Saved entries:
________________________________________
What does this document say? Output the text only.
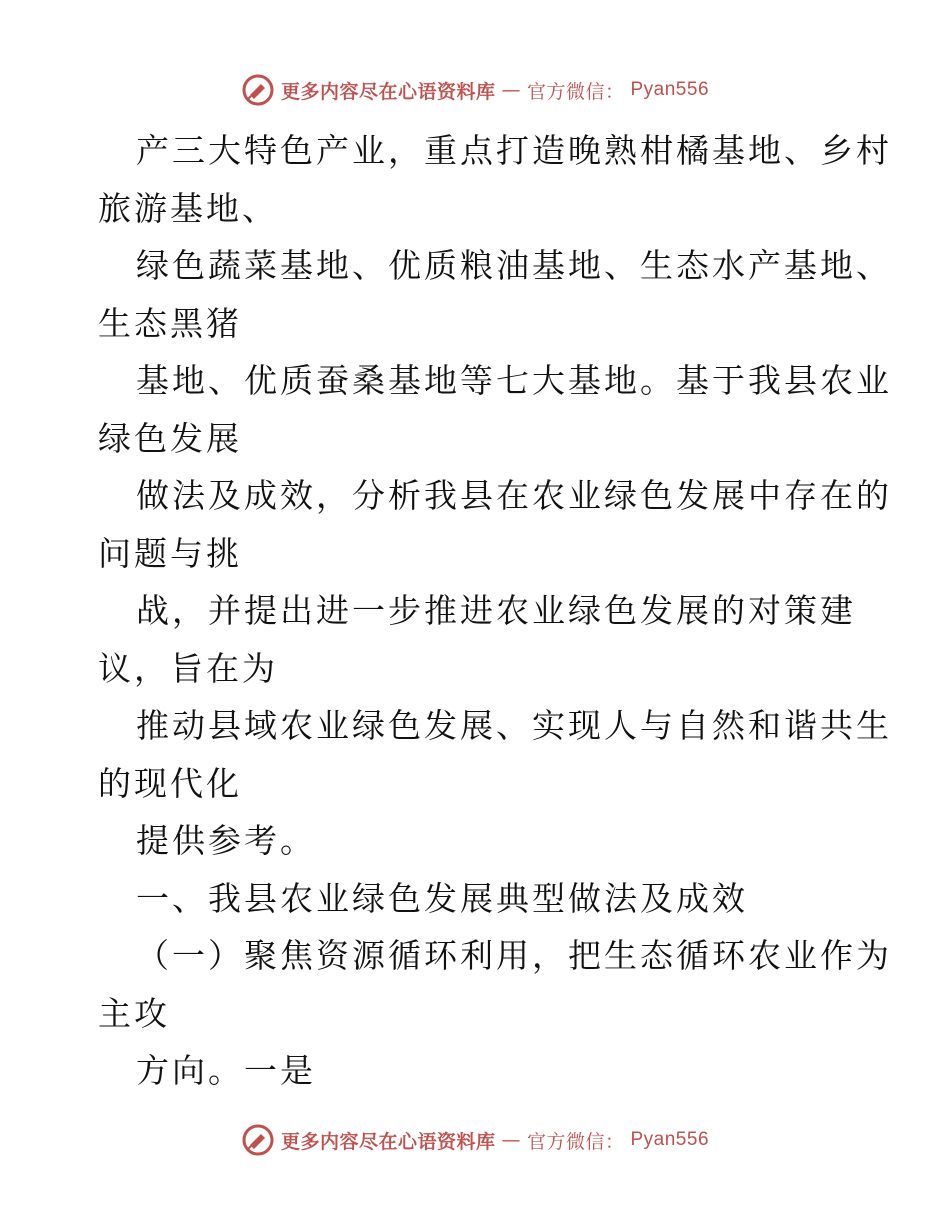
更多内容尽在心语资料库 — 官方微信： Pyan556
产三大特色产业，重点打造晚熟柑橘基地、乡村
旅游基地、
绿色蔬菜基地、优质粮油基地、生态水产基地、
生态黑猪
基地、优质蚕桑基地等七大基地。基于我县农业
绿色发展
做法及成效，分析我县在农业绿色发展中存在的
问题与挑
战，并提出进一步推进农业绿色发展的对策建
议，旨在为
推动县域农业绿色发展、实现人与自然和谐共生
的现代化
提供参考。
一、我县农业绿色发展典型做法及成效
（一）聚焦资源循环利用，把生态循环农业作为
主攻
方向。一是
更多内容尽在心语资料库 — 官方微信： Pyan556
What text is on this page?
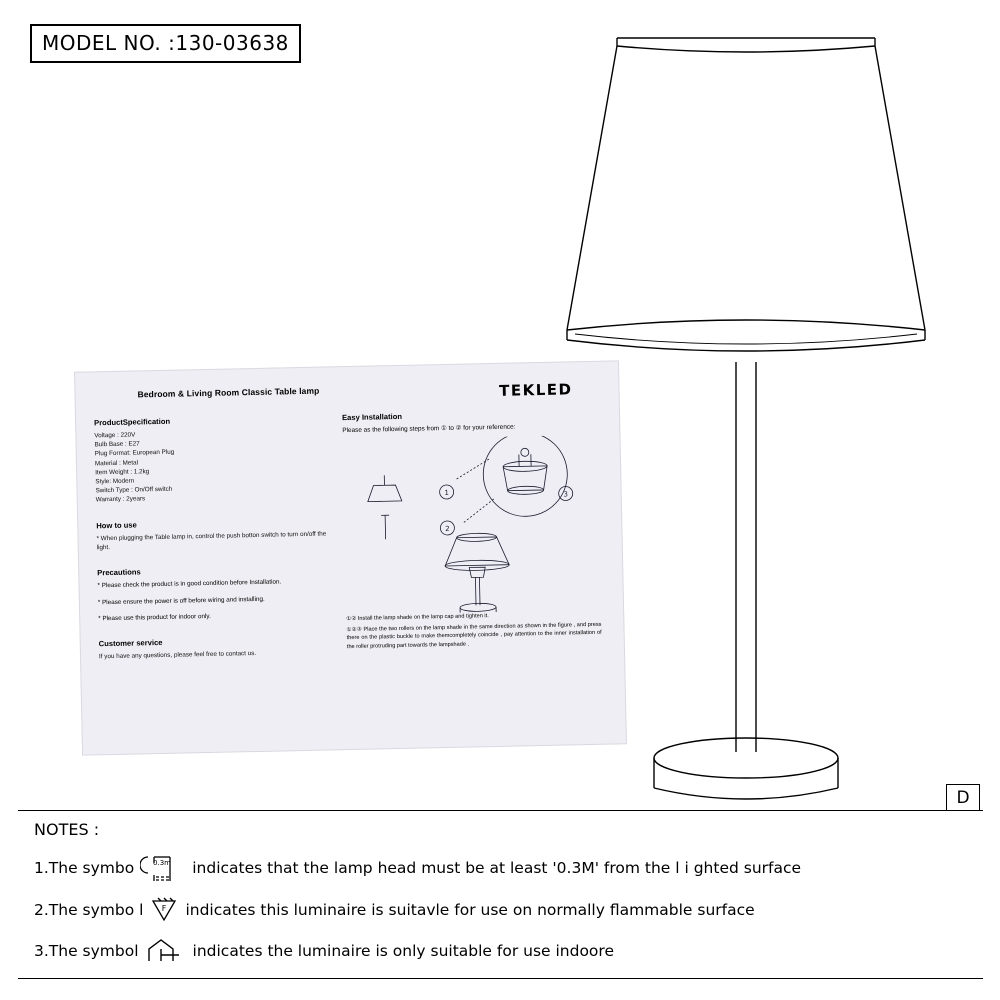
MODEL NO. :130-03638
D
Bedroom & Living Room Classic Table lamp	TEKLED
ProductSpecification
Voltage : 220V
Bulb Base : E27
Plug Format: European Plug
Material : Metal
Item Weight : 1.2kg
Style: Modern
Switch Type : On/Off switch
Warranty : 2years
How to use
* When plugging the Table lamp in, control the push botton switch to turn on/off the light.
Precautions
* Please check the product is in good condition before Installation.
* Please ensure the power is off before wiring and installing.
* Please use this product for indoor only.
Customer service
If you have any questions, please feel free to contact us.
Easy Installation
Please as the following steps from ① to ② for your reference:
1
2
3
①② Install the lamp shade on the lamp cap and tighten it.
①②③ Place the two rollers on the lamp shade in the same direction as shown in the figure , and press there on the plastic buckle to make themcompletely coincide , pay attention to the inner installation of the roller protruding part towards the lampshade .
NOTES :
1.The symbo	0.3m indicates that the lamp head must be at least '0.3M' from the l i ghted surface
2.The symbo l F indicates this luminaire is suitavle for use on normally flammable surface
3.The symbol	indicates the luminaire is only suitable for use indoore
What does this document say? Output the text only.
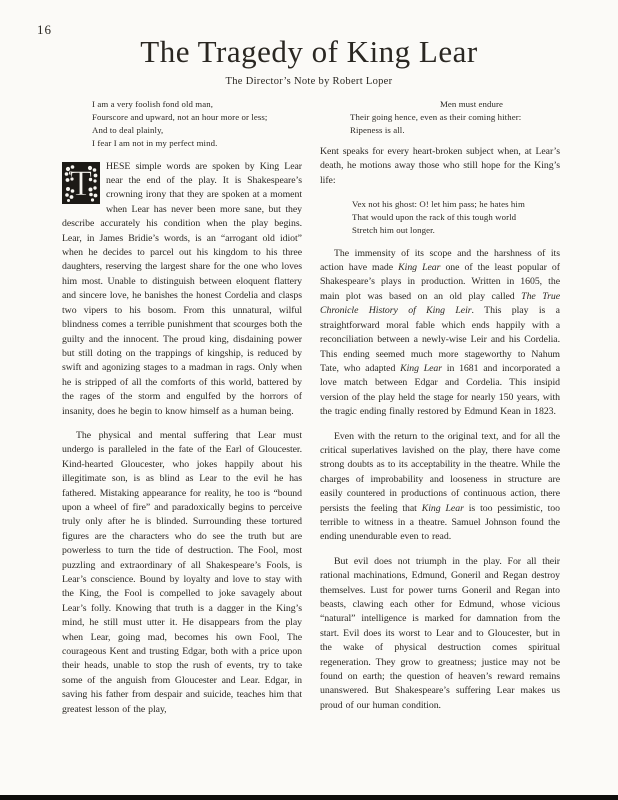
16
The Tragedy of King Lear
The Director’s Note by Robert Loper
I am a very foolish fond old man,
Fourscore and upward, not an hour more or less;
And to deal plainly,
I fear I am not in my perfect mind.

T HESE simple words are spoken by King Lear near the end of the play. It is Shakespeare’s crowning irony that they are spoken at a moment when Lear has never been more sane, but they describe accurately his condition when the play begins. Lear, in James Bridie’s words, is an “arrogant old idiot” when he decides to parcel out his kingdom to his three daughters, reserving the largest share for the one who loves him most. Unable to distinguish between eloquent flattery and sincere love, he banishes the honest Cordelia and clasps two vipers to his bosom. From this unnatural, wilful blindness comes a terrible punishment that scourges both the guilty and the innocent. The proud king, disdaining power but still doting on the trappings of kingship, is reduced by swift and agonizing stages to a madman in rags. Only when he is stripped of all the comforts of this world, battered by the rages of the storm and engulfed by the horrors of insanity, does he begin to know himself as a human being.

The physical and mental suffering that Lear must undergo is paralleled in the fate of the Earl of Gloucester. Kind-hearted Gloucester, who jokes happily about his illegitimate son, is as blind as Lear to the evil he has fathered. Mistaking appearance for reality, he too is “bound upon a wheel of fire” and paradoxically begins to perceive truly only after he is blinded. Surrounding these tortured figures are the characters who do see the truth but are powerless to turn the tide of destruction. The Fool, most puzzling and extraordinary of all Shakespeare’s Fools, is Lear’s conscience. Bound by loyalty and love to stay with the King, the Fool is compelled to joke savagely about Lear’s folly. Knowing that truth is a dagger in the King’s mind, he still must utter it. He disappears from the play when Lear, going mad, becomes his own Fool, The courageous Kent and trusting Edgar, both with a price upon their heads, unable to stop the rush of events, try to take some of the anguish from Gloucester and Lear. Edgar, in saving his father from despair and suicide, teaches him that greatest lesson of the play,

Men must endure
Their going hence, even as their coming hither:
Ripeness is all.

Kent speaks for every heart-broken subject when, at Lear’s death, he motions away those who still hope for the King’s life:

Vex not his ghost: O! let him pass; he hates him
That would upon the rack of this tough world
Stretch him out longer.

The immensity of its scope and the harshness of its action have made King Lear one of the least popular of Shakespeare’s plays in production. Written in 1605, the main plot was based on an old play called The True Chronicle History of King Leir. This play is a straightforward moral fable which ends happily with a reconciliation between a newly-wise Leir and his Cordelia. This ending seemed much more stageworthy to Nahum Tate, who adapted King Lear in 1681 and incorporated a love match between Edgar and Cordelia. This insipid version of the play held the stage for nearly 150 years, with the tragic ending finally restored by Edmund Kean in 1823.

Even with the return to the original text, and for all the critical superlatives lavished on the play, there have come strong doubts as to its acceptability in the theatre. While the charges of improbability and looseness in structure are easily countered in productions of continuous action, there persists the feeling that King Lear is too pessimistic, too terrible to witness in a theatre. Samuel Johnson found the ending unendurable even to read.

But evil does not triumph in the play. For all their rational machinations, Edmund, Goneril and Regan destroy themselves. Lust for power turns Goneril and Regan into beasts, clawing each other for Edmund, whose vicious “natural” intelligence is marked for damnation from the start. Evil does its worst to Lear and to Gloucester, but in the wake of physical destruction comes spiritual regeneration. They grow to greatness; justice may not be found on earth; the question of heaven’s reward remains unanswered. But Shakespeare’s suffering Lear makes us proud of our human condition.
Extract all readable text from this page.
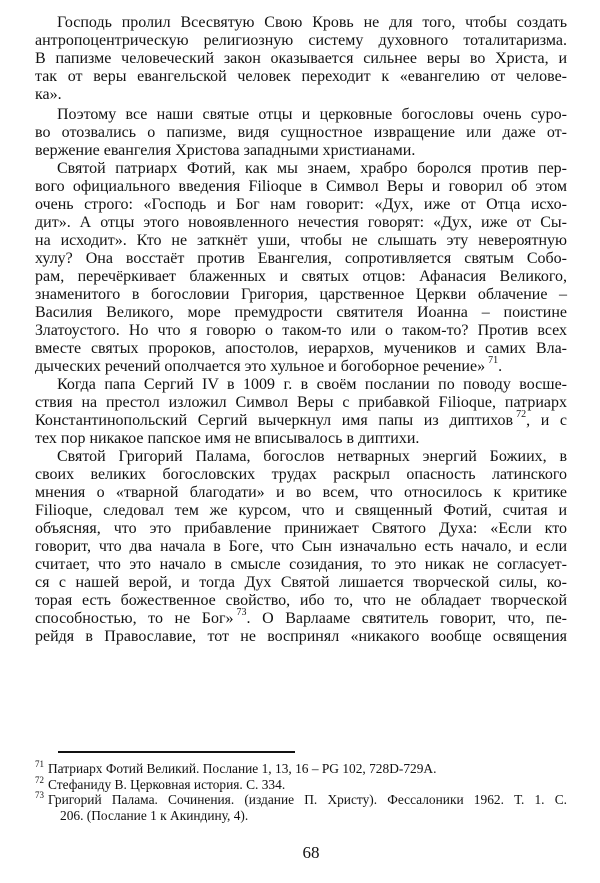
Господь пролил Всесвятую Свою Кровь не для того, чтобы создать
антропоцентрическую религиозную систему духовного тоталитаризма.
В папизме человеческий закон оказывается сильнее веры во Христа, и
так от веры евангельской человек переходит к «евангелию от челове-
ка».
Поэтому все наши святые отцы и церковные богословы очень суро-
во отозвались о папизме, видя сущностное извращение или даже от-
вержение евангелия Христова западными христианами.
Святой патриарх Фотий, как мы знаем, храбро боролся против пер-
вого официального введения Filioque в Символ Веры и говорил об этом
очень строго: «Господь и Бог нам говорит: «Дух, иже от Отца исхо-
дит». А отцы этого новоявленного нечестия говорят: «Дух, иже от Сы-
на исходит». Кто не заткнёт уши, чтобы не слышать эту невероятную
хулу? Она восстаёт против Евангелия, сопротивляется святым Собо-
рам, перечёркивает блаженных и святых отцов: Афанасия Великого,
знаменитого в богословии Григория, царственное Церкви облачение –
Василия Великого, море премудрости святителя Иоанна – поистине
Златоустого. Но что я говорю о таком-то или о таком-то? Против всех
вместе святых пророков, апостолов, иерархов, мучеников и самих Вла-
дыческих речений ополчается это хульное и богоборное речение» $^{71}$.
Когда папа Сергий IV в 1009 г. в своём послании по поводу восше-
ствия на престол изложил Символ Веры с прибавкой Filioque, патриарх
Константинопольский Сергий вычеркнул имя папы из диптихов $^{72}$, и с
тех пор никакое папское имя не вписывалось в диптихи.
Святой Григорий Палама, богослов нетварных энергий Божиих, в
своих великих богословских трудах раскрыл опасность латинского
мнения о «тварной благодати» и во всем, что относилось к критике
Filioque, следовал тем же курсом, что и священный Фотий, считая и
объясняя, что это прибавление принижает Святого Духа: «Если кто
говорит, что два начала в Боге, что Сын изначально есть начало, и если
считает, что это начало в смысле созидания, то это никак не согласует-
ся с нашей верой, и тогда Дух Святой лишается творческой силы, ко-
торая есть божественное свойство, ибо то, что не обладает творческой
способностью, то не Бог» $^{73}$. О Варлааме святитель говорит, что, пе-
рейдя в Православие, тот не воспринял «никакого вообще освящения
71 Патриарх Фотий Великий. Послание 1, 13, 16 – PG 102, 728D-729A.
72 Стефаниду В. Церковная история. С. 334.
73 Григорий Палама. Сочинения. (издание П. Христу). Фессалоники 1962. Т. 1. С.
206. (Послание 1 к Акиндину, 4).
68
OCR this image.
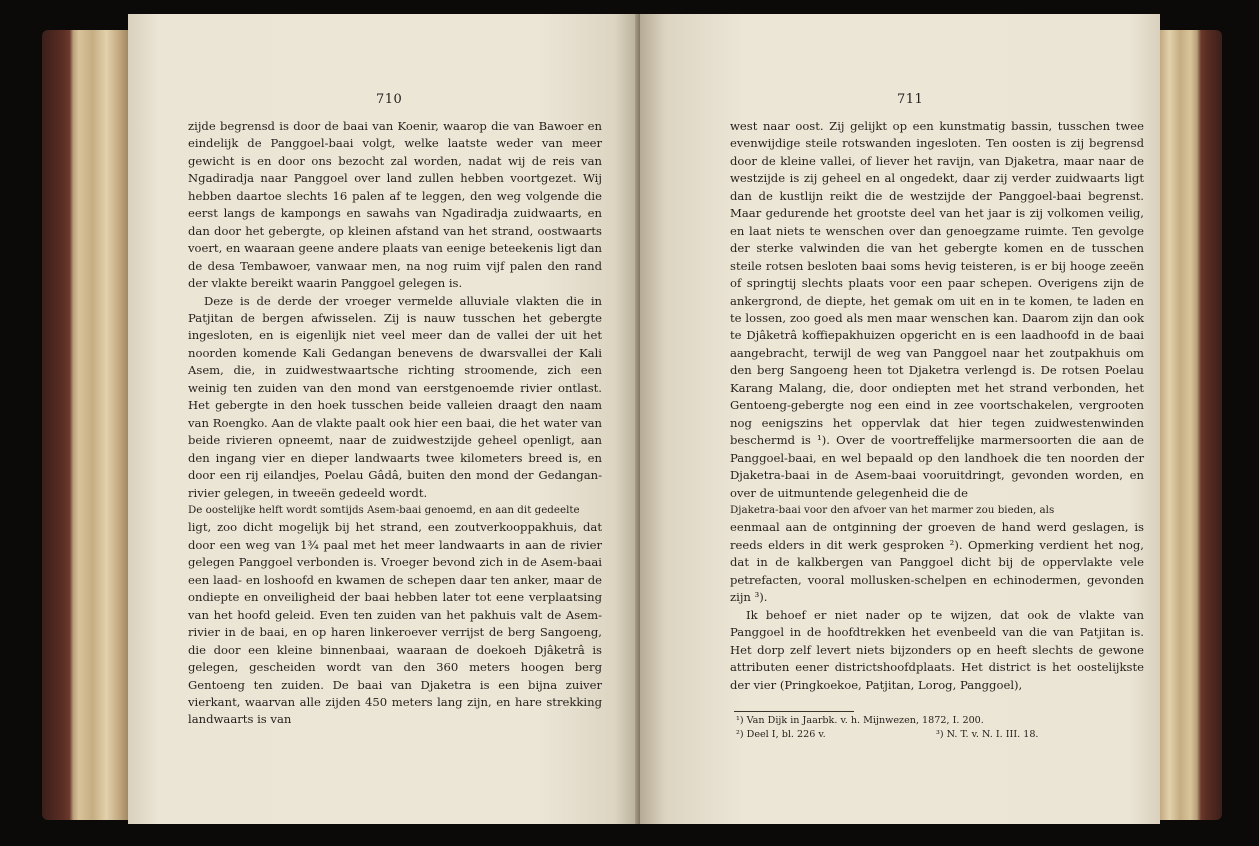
710

zijde begrensd is door de baai van Koenir, waarop die van Bawoer en eindelijk de Panggoel-baai volgt, welke laatste weder van meer gewicht is en door ons bezocht zal worden, nadat wij de reis van Ngadiradja naar Panggoel over land zullen hebben voortgezet. Wij hebben daartoe slechts 16 palen af te leggen, den weg volgende die eerst langs de kampongs en sawahs van Ngadiradja zuidwaarts, en dan door het gebergte, op kleinen afstand van het strand, oostwaarts voert, en waaraan geene andere plaats van eenige beteekenis ligt dan de desa Tembawoer, vanwaar men, na nog ruim vijf palen den rand der vlakte bereikt waarin Panggoel gelegen is.

Deze is de derde der vroeger vermelde alluviale vlakten die in Patjitan de bergen afwisselen. Zij is nauw tusschen het gebergte ingesloten, en is eigenlijk niet veel meer dan de vallei der uit het noorden komende Kali Gedangan benevens de dwarsvallei der Kali Asem, die, in zuidwestwaartsche richting stroomende, zich een weinig ten zuiden van den mond van eerstgenoemde rivier ontlast. Het gebergte in den hoek tusschen beide valleien draagt den naam van Roengko. Aan de vlakte paalt ook hier een baai, die het water van beide rivieren opneemt, naar de zuidwestzijde geheel openligt, aan den ingang vier en dieper landwaarts twee kilometers breed is, en door een rij eilandjes, Poelau Gâdâ, buiten den mond der Gedangan-rivier gelegen, in tweeën gedeeld wordt.

De oostelijke helft wordt somtijds Asem-baai genoemd, en aan dit gedeelte

ligt, zoo dicht mogelijk bij het strand, een zoutverkooppakhuis, dat door een weg van 1¾ paal met het meer landwaarts in aan de rivier gelegen Panggoel verbonden is. Vroeger bevond zich in de Asem-baai een laad- en loshoofd en kwamen de schepen daar ten anker, maar de ondiepte en onveiligheid der baai hebben later tot eene verplaatsing van het hoofd geleid. Even ten zuiden van het pakhuis valt de Asem-rivier in de baai, en op haren linkeroever verrijst de berg Sangoeng, die door een kleine binnenbaai, waaraan de doekoeh Djâketrâ is gelegen, gescheiden wordt van den 360 meters hoogen berg Gentoeng ten zuiden. De baai van Djaketra is een bijna zuiver vierkant, waarvan alle zijden 450 meters lang zijn, en hare strekking landwaarts is van

711

west naar oost. Zij gelijkt op een kunstmatig bassin, tusschen twee evenwijdige steile rotswanden ingesloten. Ten oosten is zij begrensd door de kleine vallei, of liever het ravijn, van Djaketra, maar naar de westzijde is zij geheel en al ongedekt, daar zij verder zuidwaarts ligt dan de kustlijn reikt die de westzijde der Panggoel-baai begrenst. Maar gedurende het grootste deel van het jaar is zij volkomen veilig, en laat niets te wenschen over dan genoegzame ruimte. Ten gevolge der sterke valwinden die van het gebergte komen en de tusschen steile rotsen besloten baai soms hevig teisteren, is er bij hooge zeeën of springtij slechts plaats voor een paar schepen. Overigens zijn de ankergrond, de diepte, het gemak om uit en in te komen, te laden en te lossen, zoo goed als men maar wenschen kan. Daarom zijn dan ook te Djâketrâ koffiepakhuizen opgericht en is een laadhoofd in de baai aangebracht, terwijl de weg van Panggoel naar het zoutpakhuis om den berg Sangoeng heen tot Djaketra verlengd is. De rotsen Poelau Karang Malang, die, door ondiepten met het strand verbonden, het Gentoeng-gebergte nog een eind in zee voortschakelen, vergrooten nog eenigszins het oppervlak dat hier tegen zuidwestenwinden beschermd is ¹). Over de voortreffelijke marmersoorten die aan de Panggoel-baai, en wel bepaald op den landhoek die ten noorden der Djaketra-baai in de Asem-baai vooruitdringt, gevonden worden, en over de uitmuntende gelegenheid die de

Djaketra-baai voor den afvoer van het marmer zou bieden, als

eenmaal aan de ontginning der groeven de hand werd geslagen, is reeds elders in dit werk gesproken ²). Opmerking verdient het nog, dat in de kalkbergen van Panggoel dicht bij de oppervlakte vele petrefacten, vooral mollusken-schelpen en echinodermen, gevonden zijn ³).

Ik behoef er niet nader op te wijzen, dat ook de vlakte van Panggoel in de hoofdtrekken het evenbeeld van die van Patjitan is. Het dorp zelf levert niets bijzonders op en heeft slechts de gewone attributen eener districtshoofdplaats. Het district is het oostelijkste der vier (Pringkoekoe, Patjitan, Lorog, Panggoel),

¹) Van Dijk in Jaarbk. v. h. Mijnwezen, 1872, I. 200.
²) Deel I, bl. 226 v.	³) N. T. v. N. I. III. 18.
________________________________________
What you will do →
What is the number of lines in the records that contain the word "очень"? Answer with the number and nothing else.

Finished exercise →
2